__AIM OF THE TASK__. Exact wording is needed for every line from the one holding "Enumerate this screenshot's" to the end of the records below; write those lines out and omit the pictures.

__DATA__.
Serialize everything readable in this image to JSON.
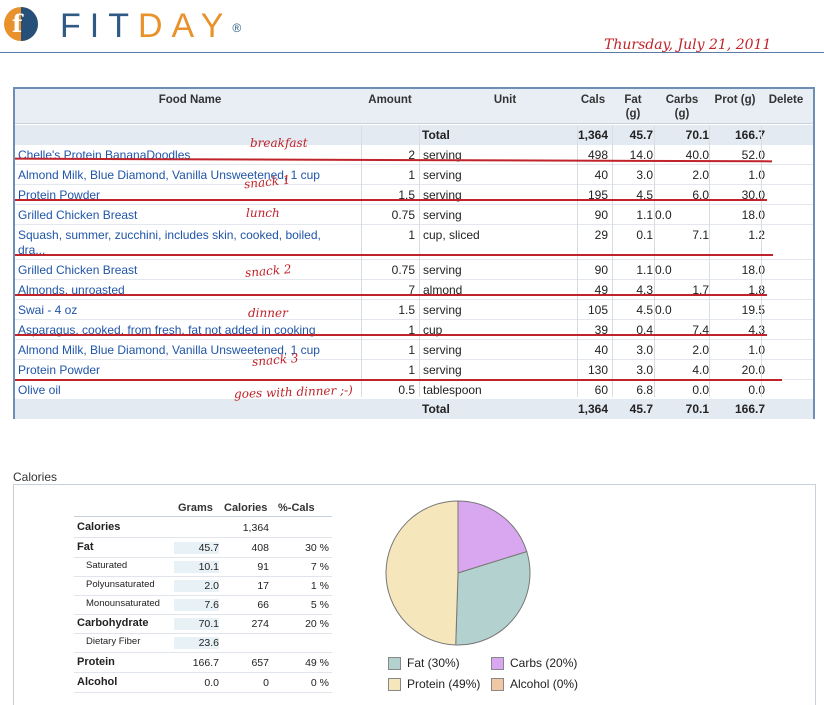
{
  "header": {
    "logo_text_a": "FIT",
    "logo_text_b": "DAY",
    "logo_reg": "®",
    "date": "Thursday, July 21, 2011"
  },
  "food_table": {
    "columns": {
      "food": "Food Name",
      "amount": "Amount",
      "unit": "Unit",
      "cals": "Cals",
      "fat": "Fat (g)",
      "carbs": "Carbs (g)",
      "prot": "Prot (g)",
      "delete": "Delete"
    },
    "total_top": {
      "label": "Total",
      "cals": "1,364",
      "fat": "45.7",
      "carbs": "70.1",
      "prot": "166.7"
    },
    "rows": [
      {
        "food": "Chelle's Protein BananaDoodles",
        "amount": "2",
        "unit": "serving",
        "cals": "498",
        "fat": "14.0",
        "carbs": "40.0",
        "prot": "52.0"
      },
      {
        "food": "Almond Milk, Blue Diamond, Vanilla Unsweetened, 1 cup",
        "amount": "1",
        "unit": "serving",
        "cals": "40",
        "fat": "3.0",
        "carbs": "2.0",
        "prot": "1.0"
      },
      {
        "food": "Protein Powder",
        "amount": "1.5",
        "unit": "serving",
        "cals": "195",
        "fat": "4.5",
        "carbs": "6.0",
        "prot": "30.0"
      },
      {
        "food": "Grilled Chicken Breast",
        "amount": "0.75",
        "unit": "serving",
        "cals": "90",
        "fat": "1.1",
        "carbs": "0.0",
        "prot": "18.0"
      },
      {
        "food": "Squash, summer, zucchini, includes skin, cooked, boiled, dra...",
        "amount": "1",
        "unit": "cup, sliced",
        "cals": "29",
        "fat": "0.1",
        "carbs": "7.1",
        "prot": "1.2"
      },
      {
        "food": "Grilled Chicken Breast",
        "amount": "0.75",
        "unit": "serving",
        "cals": "90",
        "fat": "1.1",
        "carbs": "0.0",
        "prot": "18.0"
      },
      {
        "food": "Almonds, unroasted",
        "amount": "7",
        "unit": "almond",
        "cals": "49",
        "fat": "4.3",
        "carbs": "1.7",
        "prot": "1.8"
      },
      {
        "food": "Swai - 4 oz",
        "amount": "1.5",
        "unit": "serving",
        "cals": "105",
        "fat": "4.5",
        "carbs": "0.0",
        "prot": "19.5"
      },
      {
        "food": "Asparagus, cooked, from fresh, fat not added in cooking",
        "amount": "1",
        "unit": "cup",
        "cals": "39",
        "fat": "0.4",
        "carbs": "7.4",
        "prot": "4.3"
      },
      {
        "food": "Almond Milk, Blue Diamond, Vanilla Unsweetened, 1 cup",
        "amount": "1",
        "unit": "serving",
        "cals": "40",
        "fat": "3.0",
        "carbs": "2.0",
        "prot": "1.0"
      },
      {
        "food": "Protein Powder",
        "amount": "1",
        "unit": "serving",
        "cals": "130",
        "fat": "3.0",
        "carbs": "4.0",
        "prot": "20.0"
      },
      {
        "food": "Olive oil",
        "amount": "0.5",
        "unit": "tablespoon",
        "cals": "60",
        "fat": "6.8",
        "carbs": "0.0",
        "prot": "0.0"
      }
    ],
    "total_bottom": {
      "label": "Total",
      "cals": "1,364",
      "fat": "45.7",
      "carbs": "70.1",
      "prot": "166.7"
    }
  },
  "annotations": {
    "breakfast": "breakfast",
    "snack1": "snack 1",
    "lunch": "lunch",
    "snack2": "snack 2",
    "dinner": "dinner",
    "snack3": "snack 3",
    "goes_with_dinner": "goes with dinner ;-)"
  },
  "calories_section": {
    "title": "Calories",
    "columns": {
      "grams": "Grams",
      "calories": "Calories",
      "pct": "%-Cals"
    },
    "rows": [
      {
        "label": "Calories",
        "grams": "",
        "calories": "1,364",
        "pct": ""
      },
      {
        "label": "Fat",
        "grams": "45.7",
        "calories": "408",
        "pct": "30 %"
      },
      {
        "label": "Saturated",
        "grams": "10.1",
        "calories": "91",
        "pct": "7 %"
      },
      {
        "label": "Polyunsaturated",
        "grams": "2.0",
        "calories": "17",
        "pct": "1 %"
      },
      {
        "label": "Monounsaturated",
        "grams": "7.6",
        "calories": "66",
        "pct": "5 %"
      },
      {
        "label": "Carbohydrate",
        "grams": "70.1",
        "calories": "274",
        "pct": "20 %"
      },
      {
        "label": "Dietary Fiber",
        "grams": "23.6",
        "calories": "",
        "pct": ""
      },
      {
        "label": "Protein",
        "grams": "166.7",
        "calories": "657",
        "pct": "49 %"
      },
      {
        "label": "Alcohol",
        "grams": "0.0",
        "calories": "0",
        "pct": "0 %"
      }
    ],
    "legend": {
      "fat": "Fat (30%)",
      "carbs": "Carbs (20%)",
      "protein": "Protein (49%)",
      "alcohol": "Alcohol (0%)"
    }
  },
  "chart_data": {
    "type": "pie",
    "categories": [
      "Fat",
      "Carbs",
      "Protein",
      "Alcohol"
    ],
    "values": [
      30,
      20,
      49,
      0
    ],
    "colors": [
      "#b3d2cf",
      "#d8a7ef",
      "#f5e7bb",
      "#f0c9a4"
    ]
  },
  "colors": {
    "link": "#1f55a8",
    "annotation_red": "#c0232a",
    "brand_orange": "#e9922b",
    "brand_blue": "#2e5a85"
  }
}
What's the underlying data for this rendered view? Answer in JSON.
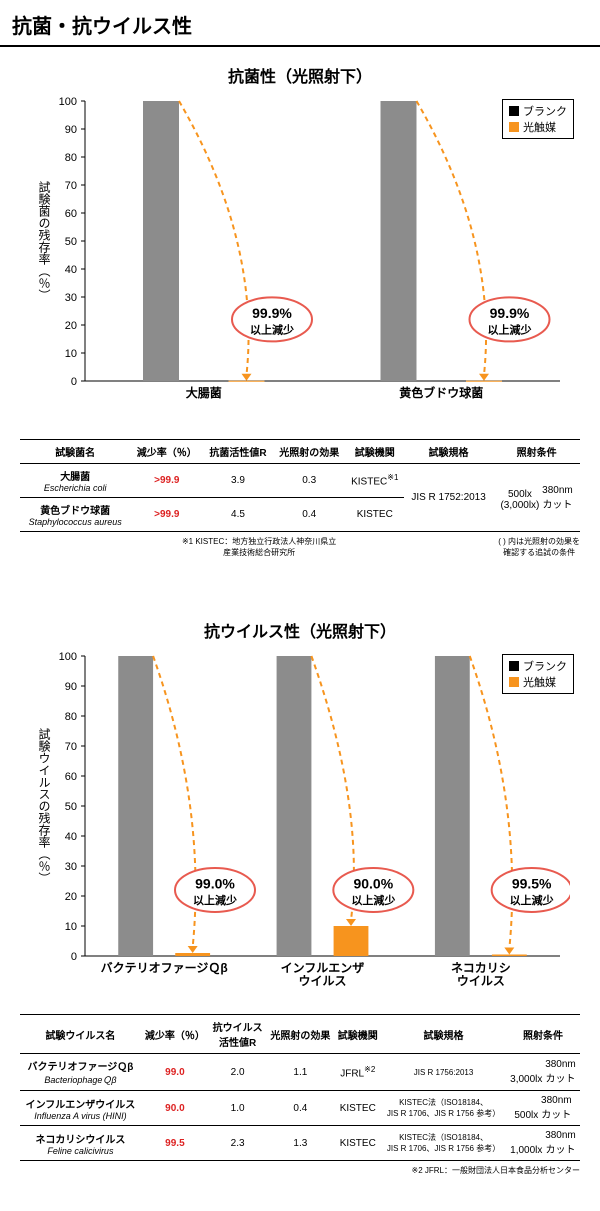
{
  "page_title": "抗菌・抗ウイルス性",
  "colors": {
    "bar_blank": "#8c8c8c",
    "bar_photo": "#f7941e",
    "dash": "#f7941e",
    "callout_stroke": "#e85a4f",
    "axis": "#000000",
    "grid": "#cccccc",
    "red_text": "#d22"
  },
  "legend": {
    "blank": "ブランク",
    "photo": "光触媒"
  },
  "chart1": {
    "title": "抗菌性（光照射下）",
    "ylabel": "試験菌の残存率（％）",
    "ylim": [
      0,
      100
    ],
    "ytick_step": 10,
    "groups": [
      {
        "label": "大腸菌",
        "blank": 100,
        "photo": 0.1,
        "callout": "99.9%\n以上減少"
      },
      {
        "label": "黄色ブドウ球菌",
        "blank": 100,
        "photo": 0.1,
        "callout": "99.9%\n以上減少"
      }
    ]
  },
  "table1": {
    "headers": [
      "試験菌名",
      "減少率（％）",
      "抗菌活性値R",
      "光照射の効果",
      "試験機関",
      "試験規格",
      "照射条件"
    ],
    "rows": [
      {
        "jp": "大腸菌",
        "en": "Escherichia coli",
        "rate": ">99.9",
        "r": "3.9",
        "eff": "0.3",
        "org": "KISTEC",
        "org_sup": "※1",
        "std": "JIS R 1752:2013",
        "cond_l": "500lx\n(3,000lx)",
        "cond_r": "380nm\nカット",
        "rowspan_std": true
      },
      {
        "jp": "黄色ブドウ球菌",
        "en": "Staphylococcus aureus",
        "rate": ">99.9",
        "r": "4.5",
        "eff": "0.4",
        "org": "KISTEC"
      }
    ],
    "foot_left": "※1 KISTEC：地方独立行政法人神奈川県立\n産業技術総合研究所",
    "foot_right": "( ) 内は光照射の効果を\n確認する追試の条件"
  },
  "chart2": {
    "title": "抗ウイルス性（光照射下）",
    "ylabel": "試験ウイルスの残存率（％）",
    "ylim": [
      0,
      100
    ],
    "ytick_step": 10,
    "groups": [
      {
        "label": "バクテリオファージＱβ",
        "blank": 100,
        "photo": 1.0,
        "callout": "99.0%\n以上減少"
      },
      {
        "label": "インフルエンザ\nウイルス",
        "blank": 100,
        "photo": 10.0,
        "callout": "90.0%\n以上減少"
      },
      {
        "label": "ネコカリシ\nウイルス",
        "blank": 100,
        "photo": 0.5,
        "callout": "99.5%\n以上減少"
      }
    ]
  },
  "table2": {
    "headers": [
      "試験ウイルス名",
      "減少率（％）",
      "抗ウイルス\n活性値R",
      "光照射の効果",
      "試験機関",
      "試験規格",
      "照射条件"
    ],
    "rows": [
      {
        "jp": "バクテリオファージＱβ",
        "en": "BacteriophageＱβ",
        "rate": "99.0",
        "r": "2.0",
        "eff": "1.1",
        "org": "JFRL",
        "org_sup": "※2",
        "std": "JIS R 1756:2013",
        "cond_l": "3,000lx",
        "cond_r": "380nm\nカット"
      },
      {
        "jp": "インフルエンザウイルス",
        "en": "Influenza A virus (HINI)",
        "rate": "90.0",
        "r": "1.0",
        "eff": "0.4",
        "org": "KISTEC",
        "std": "KISTEC法（ISO18184、\nJIS R 1706、JIS R 1756 参考）",
        "cond_l": "500lx",
        "cond_r": "380nm\nカット"
      },
      {
        "jp": "ネコカリシウイルス",
        "en": "Feline calicivirus",
        "rate": "99.5",
        "r": "2.3",
        "eff": "1.3",
        "org": "KISTEC",
        "std": "KISTEC法（ISO18184、\nJIS R 1706、JIS R 1756 参考）",
        "cond_l": "1,000lx",
        "cond_r": "380nm\nカット"
      }
    ],
    "foot_left": "",
    "foot_right": "※2 JFRL：一般財団法人日本食品分析センター"
  }
}
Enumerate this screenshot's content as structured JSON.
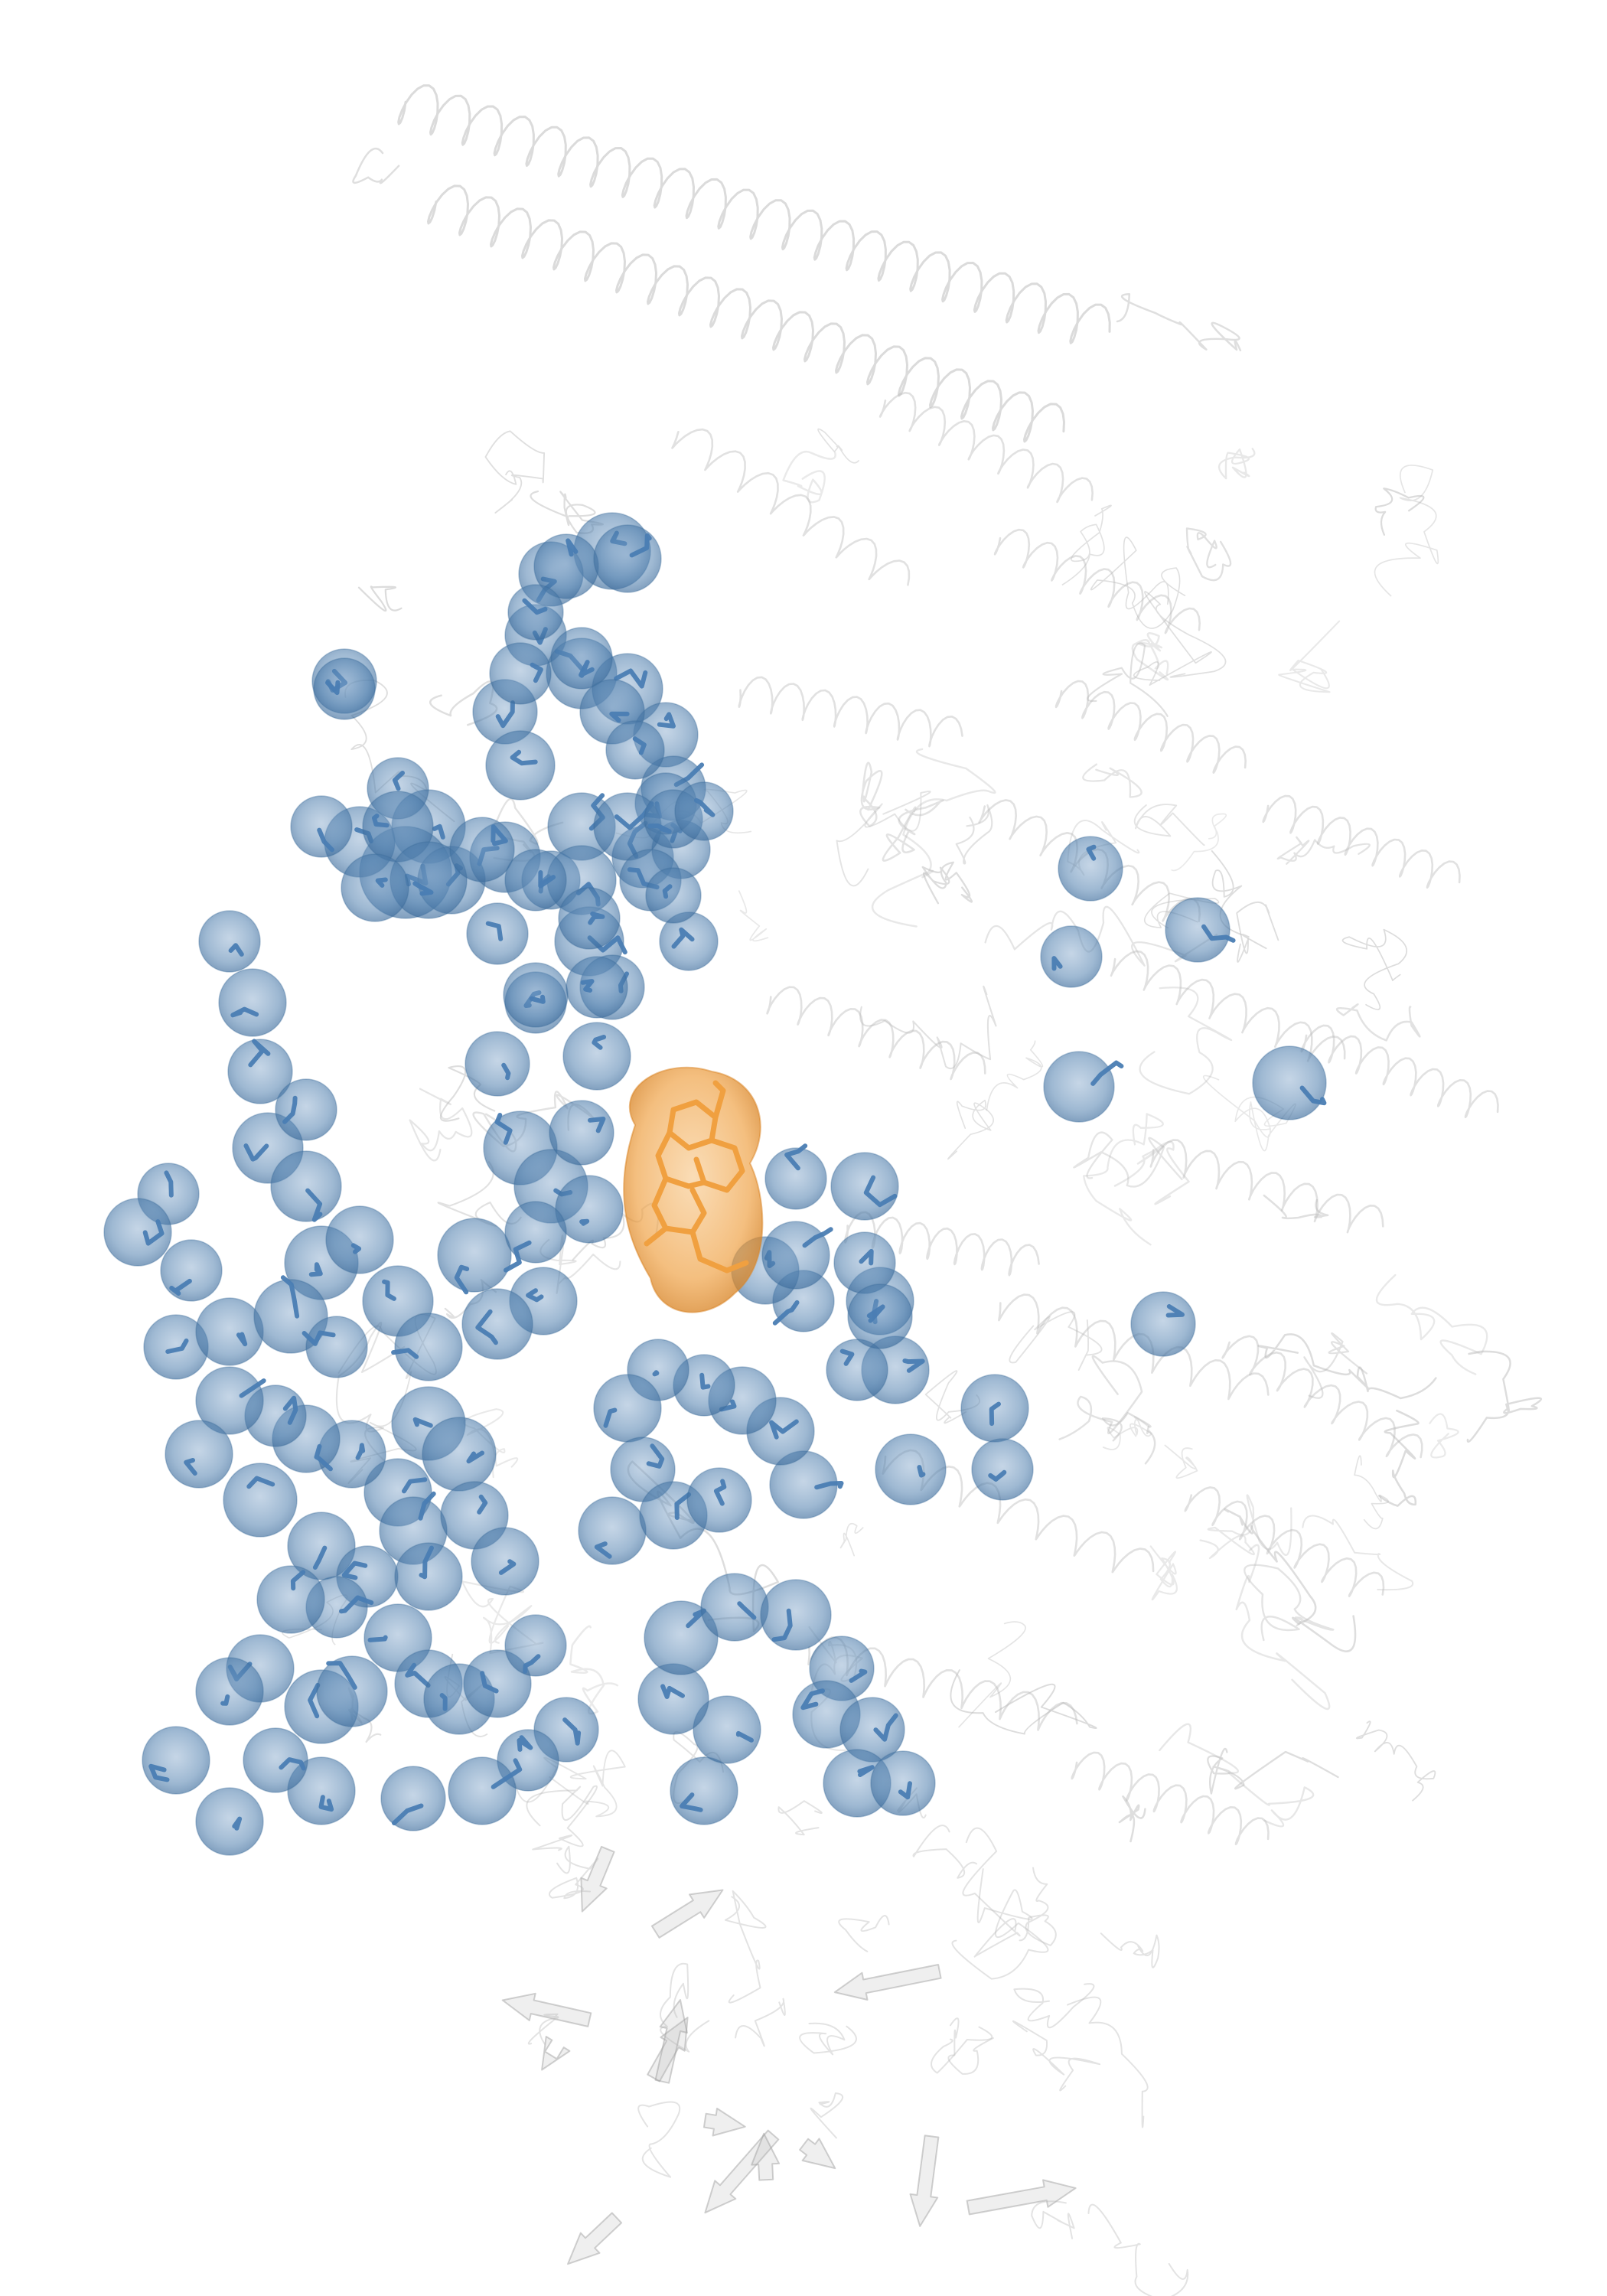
{
  "scene": {
    "kind": "molecular-render",
    "background_color": "#ffffff",
    "protein_color": "#b8b8b8",
    "residue_color": "#4a7db3",
    "residue_surface_color": "#5b86b0",
    "ligand_color": "#f0a040",
    "ligand_surface_color": "#f2a64a"
  }
}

__EXERCISE RESPONSE__.
Enumerate this screenshot's content as structured JSON.
{
  "scene": {
    "kind": "molecular-render",
    "background_color": "#ffffff",
    "protein_color": "#b8b8b8",
    "residue_color": "#4a7db3",
    "residue_surface_color": "#5b86b0",
    "ligand_color": "#f0a040",
    "ligand_surface_color": "#f2a64a"
  }
}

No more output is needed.